[Your objective] Take the data that follows and retype it word for word.

[Extracted entries]
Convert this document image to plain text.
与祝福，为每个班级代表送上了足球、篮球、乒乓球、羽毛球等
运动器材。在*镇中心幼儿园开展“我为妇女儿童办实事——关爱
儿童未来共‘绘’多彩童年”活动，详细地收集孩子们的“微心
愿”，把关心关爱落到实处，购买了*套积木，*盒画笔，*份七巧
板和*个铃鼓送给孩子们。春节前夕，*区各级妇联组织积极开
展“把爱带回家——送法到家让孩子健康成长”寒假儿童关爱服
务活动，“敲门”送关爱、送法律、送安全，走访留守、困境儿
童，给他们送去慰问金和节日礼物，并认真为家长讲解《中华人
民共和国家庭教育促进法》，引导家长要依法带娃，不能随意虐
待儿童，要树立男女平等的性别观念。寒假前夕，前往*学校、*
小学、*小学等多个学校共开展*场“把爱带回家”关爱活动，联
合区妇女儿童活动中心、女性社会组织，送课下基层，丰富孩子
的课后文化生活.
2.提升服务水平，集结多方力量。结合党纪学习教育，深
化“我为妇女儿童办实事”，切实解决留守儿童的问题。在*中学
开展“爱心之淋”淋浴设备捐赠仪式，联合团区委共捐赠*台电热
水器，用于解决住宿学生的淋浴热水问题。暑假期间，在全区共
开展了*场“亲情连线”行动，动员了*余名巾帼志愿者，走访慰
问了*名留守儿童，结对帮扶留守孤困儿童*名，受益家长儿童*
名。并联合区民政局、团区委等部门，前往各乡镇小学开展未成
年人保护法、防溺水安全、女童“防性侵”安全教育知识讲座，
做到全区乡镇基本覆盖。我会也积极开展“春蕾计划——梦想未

[Answer to this problem]
Convert this document image to plain text.
与祝福，为每个班级代表送上了足球、篮球、乒乓球、羽毛球等
运动器材。在*镇中心幼儿园开展“我为妇女儿童办实事——关爱
儿童未来共‘绘’多彩童年”活动，详细地收集孩子们的“微心
愿”，把关心关爱落到实处，购买了*套积木，*盒画笔，*份七巧
板和*个铃鼓送给孩子们。春节前夕，*区各级妇联组织积极开
展“把爱带回家——送法到家让孩子健康成长”寒假儿童关爱服
务活动，“敲门”送关爱、送法律、送安全，走访留守、困境儿
童，给他们送去慰问金和节日礼物，并认真为家长讲解《中华人
民共和国家庭教育促进法》，引导家长要依法带娃，不能随意虐
待儿童，要树立男女平等的性别观念。寒假前夕，前往*学校、*
小学、*小学等多个学校共开展*场“把爱带回家”关爱活动，联
合区妇女儿童活动中心、女性社会组织，送课下基层，丰富孩子
的课后文化生活.
2.提升服务水平，集结多方力量。结合党纪学习教育，深
化“我为妇女儿童办实事”，切实解决留守儿童的问题。在*中学
开展“爱心之淋”淋浴设备捐赠仪式，联合团区委共捐赠*台电热
水器，用于解决住宿学生的淋浴热水问题。暑假期间，在全区共
开展了*场“亲情连线”行动，动员了*余名巾帼志愿者，走访慰
问了*名留守儿童，结对帮扶留守孤困儿童*名，受益家长儿童*
名。并联合区民政局、团区委等部门，前往各乡镇小学开展未成
年人保护法、防溺水安全、女童“防性侵”安全教育知识讲座，
做到全区乡镇基本覆盖。我会也积极开展“春蕾计划——梦想未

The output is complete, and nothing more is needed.